What to do
Copy every line of the listing that holds the string "являются".

-- start of Materials provided --

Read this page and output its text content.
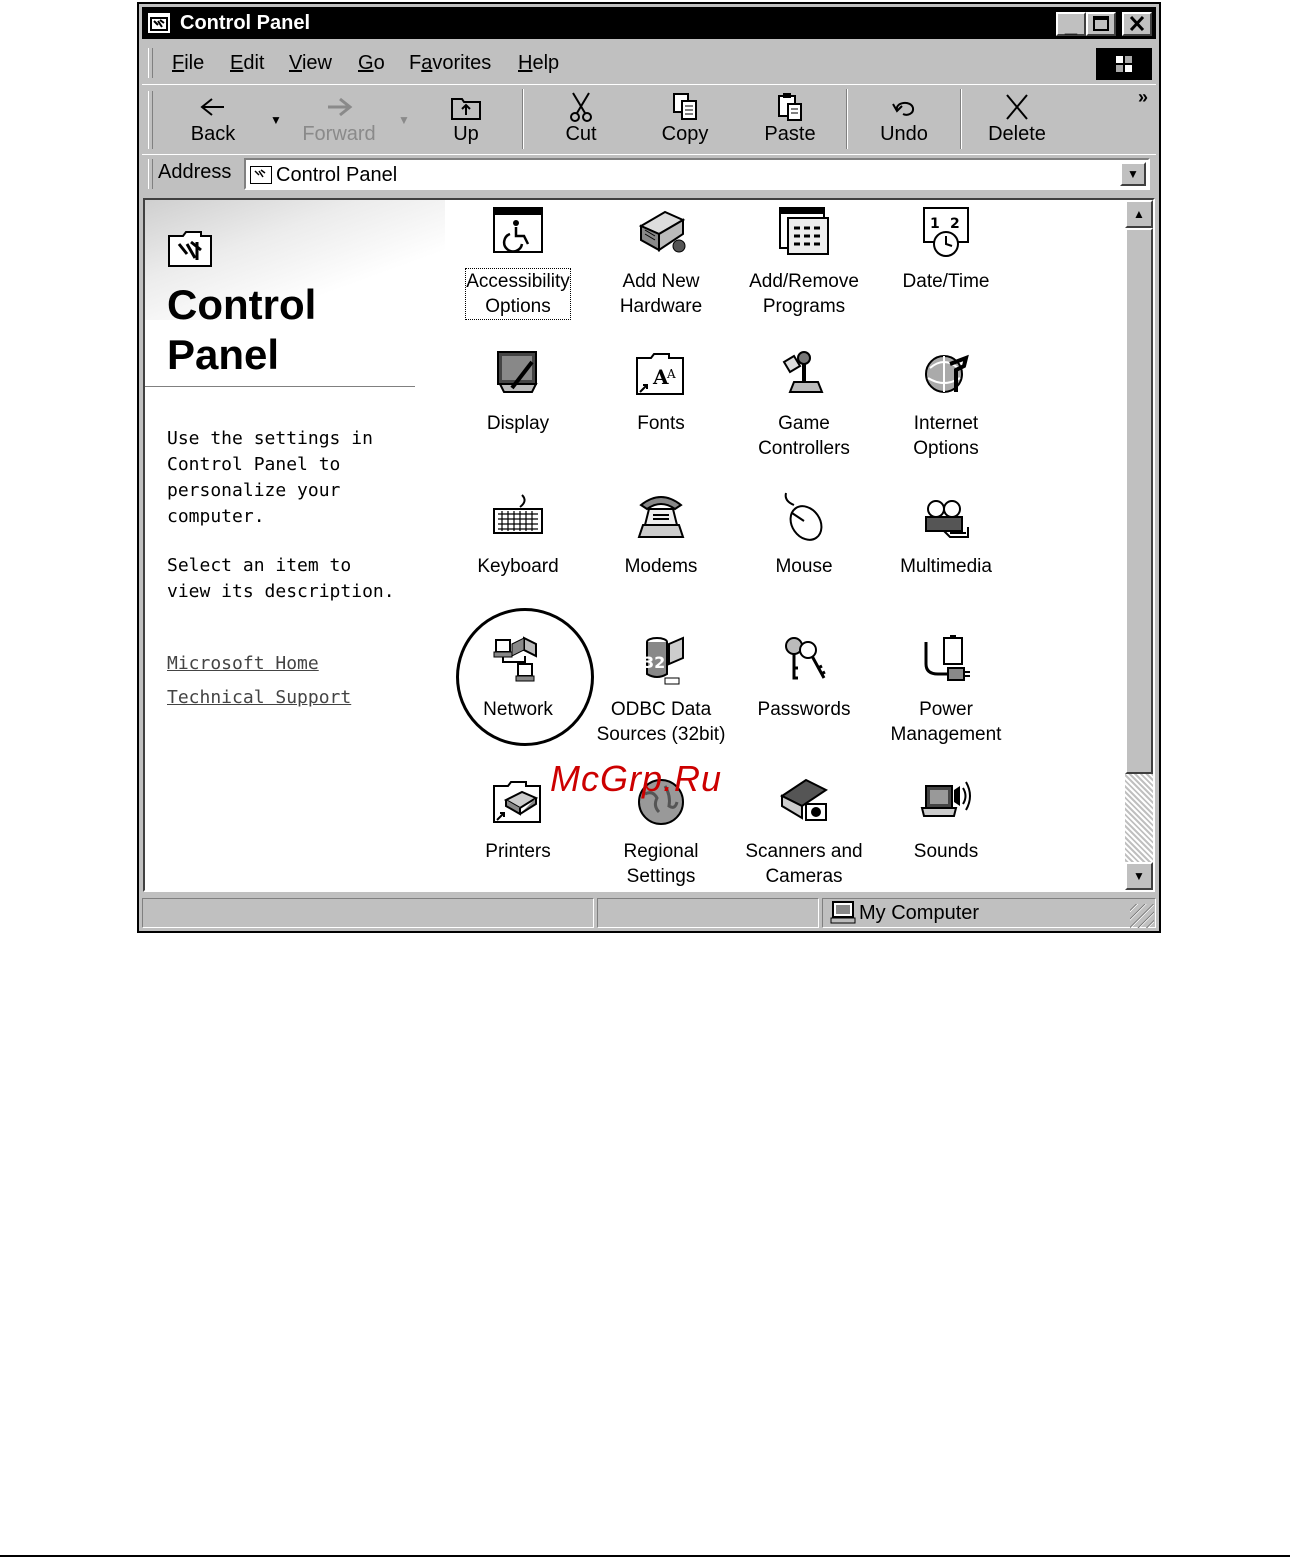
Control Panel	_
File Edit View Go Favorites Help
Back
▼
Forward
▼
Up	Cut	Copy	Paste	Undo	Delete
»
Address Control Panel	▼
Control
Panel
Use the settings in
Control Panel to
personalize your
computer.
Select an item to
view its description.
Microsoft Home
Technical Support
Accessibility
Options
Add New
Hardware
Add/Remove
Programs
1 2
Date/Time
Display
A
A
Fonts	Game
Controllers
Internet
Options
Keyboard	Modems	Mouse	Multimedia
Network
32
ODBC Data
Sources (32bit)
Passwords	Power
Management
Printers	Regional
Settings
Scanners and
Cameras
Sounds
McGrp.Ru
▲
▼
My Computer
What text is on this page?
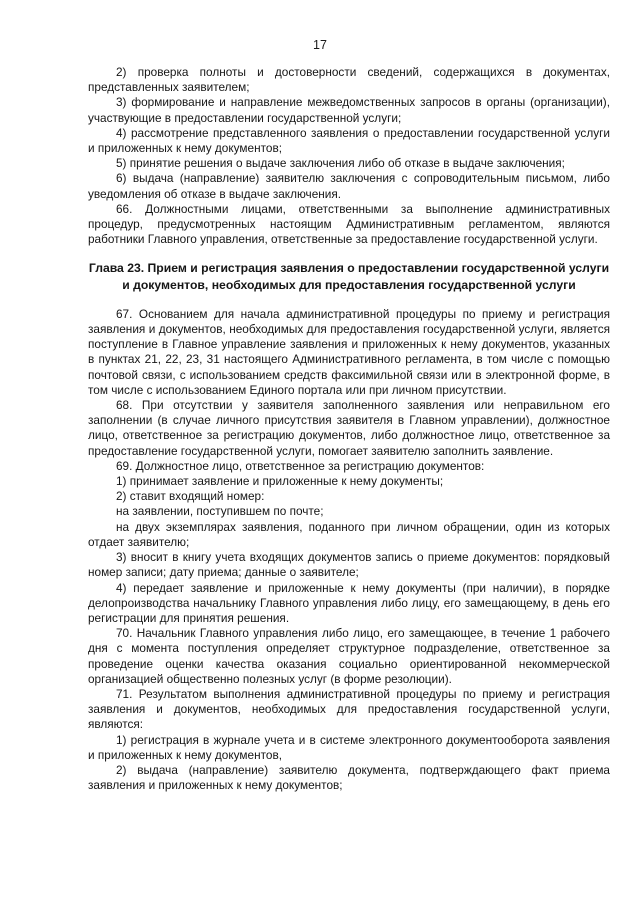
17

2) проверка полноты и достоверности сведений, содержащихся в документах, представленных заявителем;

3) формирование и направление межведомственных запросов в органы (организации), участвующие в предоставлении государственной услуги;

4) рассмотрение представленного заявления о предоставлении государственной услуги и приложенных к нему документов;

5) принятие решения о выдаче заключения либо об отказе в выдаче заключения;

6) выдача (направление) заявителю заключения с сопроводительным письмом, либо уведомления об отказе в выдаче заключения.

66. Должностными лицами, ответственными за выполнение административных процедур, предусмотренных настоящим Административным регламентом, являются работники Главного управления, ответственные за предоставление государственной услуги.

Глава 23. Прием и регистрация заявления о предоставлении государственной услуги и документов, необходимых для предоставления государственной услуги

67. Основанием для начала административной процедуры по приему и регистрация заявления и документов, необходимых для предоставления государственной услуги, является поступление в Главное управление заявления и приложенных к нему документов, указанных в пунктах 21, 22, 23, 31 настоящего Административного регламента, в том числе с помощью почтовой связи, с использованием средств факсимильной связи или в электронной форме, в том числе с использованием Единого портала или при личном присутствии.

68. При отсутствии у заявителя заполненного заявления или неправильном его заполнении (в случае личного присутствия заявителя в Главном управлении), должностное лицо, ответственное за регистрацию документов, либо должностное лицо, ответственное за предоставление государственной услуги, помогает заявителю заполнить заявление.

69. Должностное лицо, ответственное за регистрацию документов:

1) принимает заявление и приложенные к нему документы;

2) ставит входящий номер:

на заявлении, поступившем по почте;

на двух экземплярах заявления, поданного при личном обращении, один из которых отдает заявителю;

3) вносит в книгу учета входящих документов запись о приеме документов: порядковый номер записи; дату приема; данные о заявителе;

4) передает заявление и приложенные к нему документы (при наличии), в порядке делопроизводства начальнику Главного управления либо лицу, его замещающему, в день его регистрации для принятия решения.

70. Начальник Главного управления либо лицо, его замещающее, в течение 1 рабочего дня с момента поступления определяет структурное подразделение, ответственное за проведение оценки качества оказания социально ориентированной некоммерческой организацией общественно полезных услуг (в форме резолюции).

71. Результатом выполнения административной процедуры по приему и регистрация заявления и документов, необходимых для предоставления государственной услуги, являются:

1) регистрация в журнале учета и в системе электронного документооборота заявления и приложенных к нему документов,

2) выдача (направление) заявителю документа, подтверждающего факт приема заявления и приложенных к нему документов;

-- end of Materials provided --

Expected answer
66. Должностными лицами, ответственными за выполнение административных процедур, предусмотренных настоящим Административным регламентом, являются работники Главного управления, ответственные за предоставление государственной услуги.
71. Результатом выполнения административной процедуры по приему и регистрация заявления и документов, необходимых для предоставления государственной услуги, являются:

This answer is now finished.